▶ **Task to carry out**:
Your task is to copy the listing exactly. Drop any pictures from the copy.

▶ **Raw data**:
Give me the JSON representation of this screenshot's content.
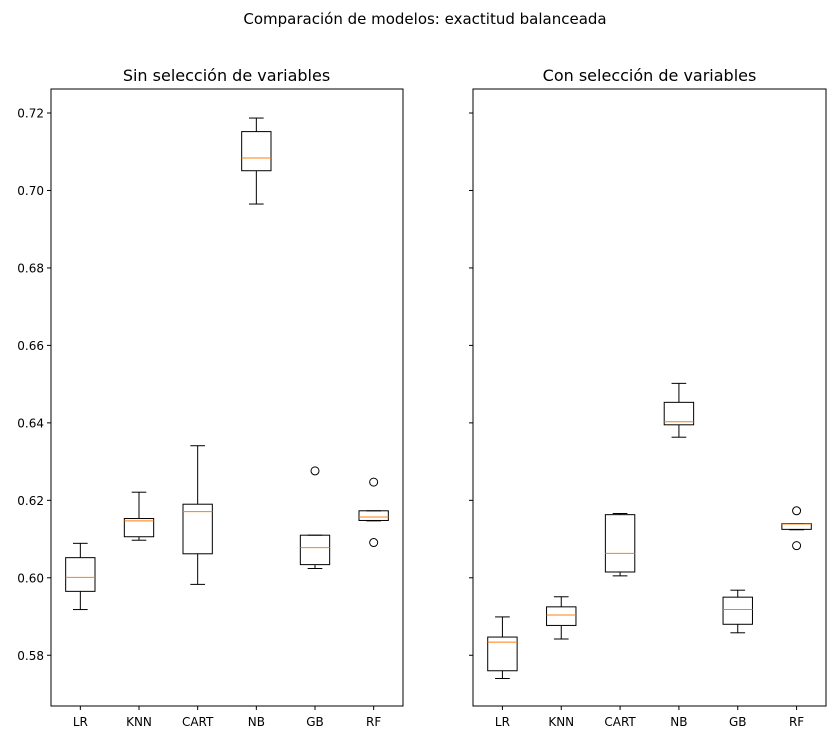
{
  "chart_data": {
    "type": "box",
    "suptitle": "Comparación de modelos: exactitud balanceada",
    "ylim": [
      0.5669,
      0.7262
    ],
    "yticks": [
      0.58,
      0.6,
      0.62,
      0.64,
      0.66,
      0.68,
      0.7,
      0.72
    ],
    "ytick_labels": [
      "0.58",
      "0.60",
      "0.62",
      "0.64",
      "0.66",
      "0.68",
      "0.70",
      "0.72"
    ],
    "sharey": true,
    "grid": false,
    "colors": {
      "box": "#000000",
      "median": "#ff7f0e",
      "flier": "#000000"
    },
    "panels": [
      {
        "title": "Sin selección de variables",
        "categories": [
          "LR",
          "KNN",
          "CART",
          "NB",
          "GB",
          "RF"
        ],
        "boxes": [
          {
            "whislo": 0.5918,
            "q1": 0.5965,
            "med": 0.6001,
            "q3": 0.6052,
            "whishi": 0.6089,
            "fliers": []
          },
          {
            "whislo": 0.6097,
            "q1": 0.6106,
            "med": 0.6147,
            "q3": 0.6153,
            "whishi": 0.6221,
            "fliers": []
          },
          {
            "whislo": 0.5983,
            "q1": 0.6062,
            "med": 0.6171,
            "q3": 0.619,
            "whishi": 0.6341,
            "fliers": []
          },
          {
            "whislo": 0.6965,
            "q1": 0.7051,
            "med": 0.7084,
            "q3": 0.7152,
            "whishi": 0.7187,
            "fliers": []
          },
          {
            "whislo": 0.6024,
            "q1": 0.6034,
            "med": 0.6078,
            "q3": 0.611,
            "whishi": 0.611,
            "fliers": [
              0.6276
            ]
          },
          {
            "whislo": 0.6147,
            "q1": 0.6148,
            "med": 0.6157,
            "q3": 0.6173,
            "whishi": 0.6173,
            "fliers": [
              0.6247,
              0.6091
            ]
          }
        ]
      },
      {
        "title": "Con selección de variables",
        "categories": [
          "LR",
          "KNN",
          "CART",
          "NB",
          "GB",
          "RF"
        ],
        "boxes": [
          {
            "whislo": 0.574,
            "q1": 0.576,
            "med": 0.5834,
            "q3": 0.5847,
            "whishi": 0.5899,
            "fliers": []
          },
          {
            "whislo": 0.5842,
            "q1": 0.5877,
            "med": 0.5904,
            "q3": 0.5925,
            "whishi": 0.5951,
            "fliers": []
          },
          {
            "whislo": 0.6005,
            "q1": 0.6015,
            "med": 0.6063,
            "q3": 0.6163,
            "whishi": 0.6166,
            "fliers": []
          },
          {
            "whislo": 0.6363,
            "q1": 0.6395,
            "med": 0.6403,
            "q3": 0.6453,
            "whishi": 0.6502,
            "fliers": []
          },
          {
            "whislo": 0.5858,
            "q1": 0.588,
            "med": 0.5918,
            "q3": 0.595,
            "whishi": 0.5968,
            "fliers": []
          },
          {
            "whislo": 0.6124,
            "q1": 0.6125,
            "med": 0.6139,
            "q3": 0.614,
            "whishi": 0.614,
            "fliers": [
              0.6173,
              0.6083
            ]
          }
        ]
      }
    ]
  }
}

▶ **Reply to the exercise**:
Give me the JSON representation of this screenshot's content.
{
  "chart_data": {
    "type": "box",
    "suptitle": "Comparación de modelos: exactitud balanceada",
    "ylim": [
      0.5669,
      0.7262
    ],
    "yticks": [
      0.58,
      0.6,
      0.62,
      0.64,
      0.66,
      0.68,
      0.7,
      0.72
    ],
    "ytick_labels": [
      "0.58",
      "0.60",
      "0.62",
      "0.64",
      "0.66",
      "0.68",
      "0.70",
      "0.72"
    ],
    "sharey": true,
    "grid": false,
    "colors": {
      "box": "#000000",
      "median": "#ff7f0e",
      "flier": "#000000"
    },
    "panels": [
      {
        "title": "Sin selección de variables",
        "categories": [
          "LR",
          "KNN",
          "CART",
          "NB",
          "GB",
          "RF"
        ],
        "boxes": [
          {
            "whislo": 0.5918,
            "q1": 0.5965,
            "med": 0.6001,
            "q3": 0.6052,
            "whishi": 0.6089,
            "fliers": []
          },
          {
            "whislo": 0.6097,
            "q1": 0.6106,
            "med": 0.6147,
            "q3": 0.6153,
            "whishi": 0.6221,
            "fliers": []
          },
          {
            "whislo": 0.5983,
            "q1": 0.6062,
            "med": 0.6171,
            "q3": 0.619,
            "whishi": 0.6341,
            "fliers": []
          },
          {
            "whislo": 0.6965,
            "q1": 0.7051,
            "med": 0.7084,
            "q3": 0.7152,
            "whishi": 0.7187,
            "fliers": []
          },
          {
            "whislo": 0.6024,
            "q1": 0.6034,
            "med": 0.6078,
            "q3": 0.611,
            "whishi": 0.611,
            "fliers": [
              0.6276
            ]
          },
          {
            "whislo": 0.6147,
            "q1": 0.6148,
            "med": 0.6157,
            "q3": 0.6173,
            "whishi": 0.6173,
            "fliers": [
              0.6247,
              0.6091
            ]
          }
        ]
      },
      {
        "title": "Con selección de variables",
        "categories": [
          "LR",
          "KNN",
          "CART",
          "NB",
          "GB",
          "RF"
        ],
        "boxes": [
          {
            "whislo": 0.574,
            "q1": 0.576,
            "med": 0.5834,
            "q3": 0.5847,
            "whishi": 0.5899,
            "fliers": []
          },
          {
            "whislo": 0.5842,
            "q1": 0.5877,
            "med": 0.5904,
            "q3": 0.5925,
            "whishi": 0.5951,
            "fliers": []
          },
          {
            "whislo": 0.6005,
            "q1": 0.6015,
            "med": 0.6063,
            "q3": 0.6163,
            "whishi": 0.6166,
            "fliers": []
          },
          {
            "whislo": 0.6363,
            "q1": 0.6395,
            "med": 0.6403,
            "q3": 0.6453,
            "whishi": 0.6502,
            "fliers": []
          },
          {
            "whislo": 0.5858,
            "q1": 0.588,
            "med": 0.5918,
            "q3": 0.595,
            "whishi": 0.5968,
            "fliers": []
          },
          {
            "whislo": 0.6124,
            "q1": 0.6125,
            "med": 0.6139,
            "q3": 0.614,
            "whishi": 0.614,
            "fliers": [
              0.6173,
              0.6083
            ]
          }
        ]
      }
    ]
  }
}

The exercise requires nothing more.